Stored items from a collection
--------------------------------------------------

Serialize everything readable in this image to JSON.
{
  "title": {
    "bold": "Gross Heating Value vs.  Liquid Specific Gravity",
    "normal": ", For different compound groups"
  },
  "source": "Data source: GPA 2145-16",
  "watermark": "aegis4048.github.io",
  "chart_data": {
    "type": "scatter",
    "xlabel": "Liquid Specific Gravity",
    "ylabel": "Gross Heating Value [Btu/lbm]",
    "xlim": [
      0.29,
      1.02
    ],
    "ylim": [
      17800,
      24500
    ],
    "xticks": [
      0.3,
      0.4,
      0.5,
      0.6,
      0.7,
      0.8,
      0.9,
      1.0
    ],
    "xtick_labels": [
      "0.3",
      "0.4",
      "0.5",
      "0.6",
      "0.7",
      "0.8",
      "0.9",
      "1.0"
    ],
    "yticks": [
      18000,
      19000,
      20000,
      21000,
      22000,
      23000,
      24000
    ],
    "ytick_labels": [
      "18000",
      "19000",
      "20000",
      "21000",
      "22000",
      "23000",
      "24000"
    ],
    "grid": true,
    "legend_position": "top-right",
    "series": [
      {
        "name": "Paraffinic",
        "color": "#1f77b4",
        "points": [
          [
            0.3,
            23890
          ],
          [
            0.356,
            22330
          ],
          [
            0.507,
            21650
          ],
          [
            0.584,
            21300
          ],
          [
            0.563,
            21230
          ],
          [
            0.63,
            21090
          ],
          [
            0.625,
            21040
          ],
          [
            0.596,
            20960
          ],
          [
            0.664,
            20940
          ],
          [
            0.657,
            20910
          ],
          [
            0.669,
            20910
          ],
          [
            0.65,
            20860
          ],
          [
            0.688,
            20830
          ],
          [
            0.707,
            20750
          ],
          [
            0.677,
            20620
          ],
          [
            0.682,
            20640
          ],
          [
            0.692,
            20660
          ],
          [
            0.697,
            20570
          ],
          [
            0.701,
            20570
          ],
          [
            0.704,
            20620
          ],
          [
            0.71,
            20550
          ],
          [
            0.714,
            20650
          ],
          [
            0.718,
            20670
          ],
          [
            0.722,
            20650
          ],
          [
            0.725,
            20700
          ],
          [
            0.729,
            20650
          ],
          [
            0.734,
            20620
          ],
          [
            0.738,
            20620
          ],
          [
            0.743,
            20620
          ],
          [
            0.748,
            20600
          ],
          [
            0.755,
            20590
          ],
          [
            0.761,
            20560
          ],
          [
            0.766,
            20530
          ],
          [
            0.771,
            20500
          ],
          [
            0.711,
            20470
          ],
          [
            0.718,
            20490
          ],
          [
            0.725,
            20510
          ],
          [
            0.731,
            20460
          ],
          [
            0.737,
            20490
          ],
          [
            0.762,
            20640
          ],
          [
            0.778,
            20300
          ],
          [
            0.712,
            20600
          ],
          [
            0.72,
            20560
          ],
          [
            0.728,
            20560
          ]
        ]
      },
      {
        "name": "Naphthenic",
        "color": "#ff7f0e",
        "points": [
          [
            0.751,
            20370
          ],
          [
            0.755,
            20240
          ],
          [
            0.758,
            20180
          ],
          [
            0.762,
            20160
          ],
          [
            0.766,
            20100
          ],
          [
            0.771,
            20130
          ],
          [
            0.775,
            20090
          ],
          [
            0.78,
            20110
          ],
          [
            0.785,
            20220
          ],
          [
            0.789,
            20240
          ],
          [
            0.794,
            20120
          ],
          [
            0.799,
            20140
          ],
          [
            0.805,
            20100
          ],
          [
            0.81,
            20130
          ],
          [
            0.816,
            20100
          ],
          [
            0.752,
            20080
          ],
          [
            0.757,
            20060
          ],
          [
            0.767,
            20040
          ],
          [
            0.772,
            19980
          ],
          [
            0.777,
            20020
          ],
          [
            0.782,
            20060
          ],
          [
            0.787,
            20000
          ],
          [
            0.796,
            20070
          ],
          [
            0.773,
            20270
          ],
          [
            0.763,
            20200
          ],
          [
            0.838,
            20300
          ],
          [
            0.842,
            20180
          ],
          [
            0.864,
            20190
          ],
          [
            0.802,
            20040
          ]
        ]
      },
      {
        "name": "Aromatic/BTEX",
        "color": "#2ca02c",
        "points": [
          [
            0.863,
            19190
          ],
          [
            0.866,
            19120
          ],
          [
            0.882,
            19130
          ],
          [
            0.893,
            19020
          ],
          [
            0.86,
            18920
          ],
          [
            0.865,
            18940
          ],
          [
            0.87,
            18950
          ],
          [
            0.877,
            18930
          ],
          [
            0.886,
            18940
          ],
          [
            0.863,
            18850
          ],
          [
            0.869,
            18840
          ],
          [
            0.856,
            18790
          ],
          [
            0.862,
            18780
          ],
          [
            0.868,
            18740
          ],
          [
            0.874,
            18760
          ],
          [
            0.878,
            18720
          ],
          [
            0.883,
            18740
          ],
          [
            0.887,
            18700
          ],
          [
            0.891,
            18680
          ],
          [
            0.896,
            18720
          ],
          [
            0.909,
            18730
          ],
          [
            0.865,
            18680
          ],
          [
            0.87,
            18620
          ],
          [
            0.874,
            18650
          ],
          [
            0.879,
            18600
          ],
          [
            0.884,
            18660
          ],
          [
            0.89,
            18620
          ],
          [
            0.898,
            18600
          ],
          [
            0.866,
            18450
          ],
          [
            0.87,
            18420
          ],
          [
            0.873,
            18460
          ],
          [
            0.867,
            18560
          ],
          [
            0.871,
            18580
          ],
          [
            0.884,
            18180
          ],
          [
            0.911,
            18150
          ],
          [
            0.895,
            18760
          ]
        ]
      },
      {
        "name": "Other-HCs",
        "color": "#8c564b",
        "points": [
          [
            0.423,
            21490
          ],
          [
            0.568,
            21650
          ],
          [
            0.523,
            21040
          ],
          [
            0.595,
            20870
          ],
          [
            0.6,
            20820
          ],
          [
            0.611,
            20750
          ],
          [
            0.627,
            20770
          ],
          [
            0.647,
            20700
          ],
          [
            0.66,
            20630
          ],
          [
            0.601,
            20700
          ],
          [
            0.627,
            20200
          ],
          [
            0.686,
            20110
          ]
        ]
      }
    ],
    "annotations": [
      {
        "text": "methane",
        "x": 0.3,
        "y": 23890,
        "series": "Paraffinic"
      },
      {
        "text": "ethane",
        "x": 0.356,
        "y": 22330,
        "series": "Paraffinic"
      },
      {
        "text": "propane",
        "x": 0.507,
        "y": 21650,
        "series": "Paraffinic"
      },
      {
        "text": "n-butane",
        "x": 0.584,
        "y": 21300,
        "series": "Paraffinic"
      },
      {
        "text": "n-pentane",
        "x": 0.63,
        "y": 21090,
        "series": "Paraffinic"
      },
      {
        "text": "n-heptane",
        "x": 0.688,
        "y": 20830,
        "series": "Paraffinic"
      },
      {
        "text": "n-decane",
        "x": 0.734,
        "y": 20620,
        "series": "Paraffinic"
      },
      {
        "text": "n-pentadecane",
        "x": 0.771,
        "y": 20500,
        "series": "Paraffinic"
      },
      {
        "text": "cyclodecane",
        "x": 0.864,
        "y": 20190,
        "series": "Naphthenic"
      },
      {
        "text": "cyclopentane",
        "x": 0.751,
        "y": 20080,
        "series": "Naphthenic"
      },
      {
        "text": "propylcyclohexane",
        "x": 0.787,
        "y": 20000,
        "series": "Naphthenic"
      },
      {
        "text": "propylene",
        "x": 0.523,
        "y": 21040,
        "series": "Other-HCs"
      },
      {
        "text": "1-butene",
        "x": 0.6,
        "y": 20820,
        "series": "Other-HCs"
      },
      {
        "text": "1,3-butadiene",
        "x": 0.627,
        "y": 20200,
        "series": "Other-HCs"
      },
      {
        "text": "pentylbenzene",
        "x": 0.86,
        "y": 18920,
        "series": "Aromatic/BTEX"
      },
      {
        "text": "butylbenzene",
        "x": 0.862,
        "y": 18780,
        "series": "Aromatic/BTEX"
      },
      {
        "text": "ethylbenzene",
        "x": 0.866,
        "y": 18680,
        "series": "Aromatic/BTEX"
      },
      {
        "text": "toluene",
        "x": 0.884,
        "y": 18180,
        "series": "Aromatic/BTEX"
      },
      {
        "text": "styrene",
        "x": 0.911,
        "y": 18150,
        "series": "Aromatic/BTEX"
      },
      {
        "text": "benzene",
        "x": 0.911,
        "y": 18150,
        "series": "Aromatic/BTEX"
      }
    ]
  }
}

--------------------------------------------------

Set out every line from the material that contains the string "Liquid".

__RESULT FOR THIS EXERCISE__:
    "bold": "Gross Heating Value vs.  Liquid Specific Gravity",
    "xlabel": "Liquid Specific Gravity",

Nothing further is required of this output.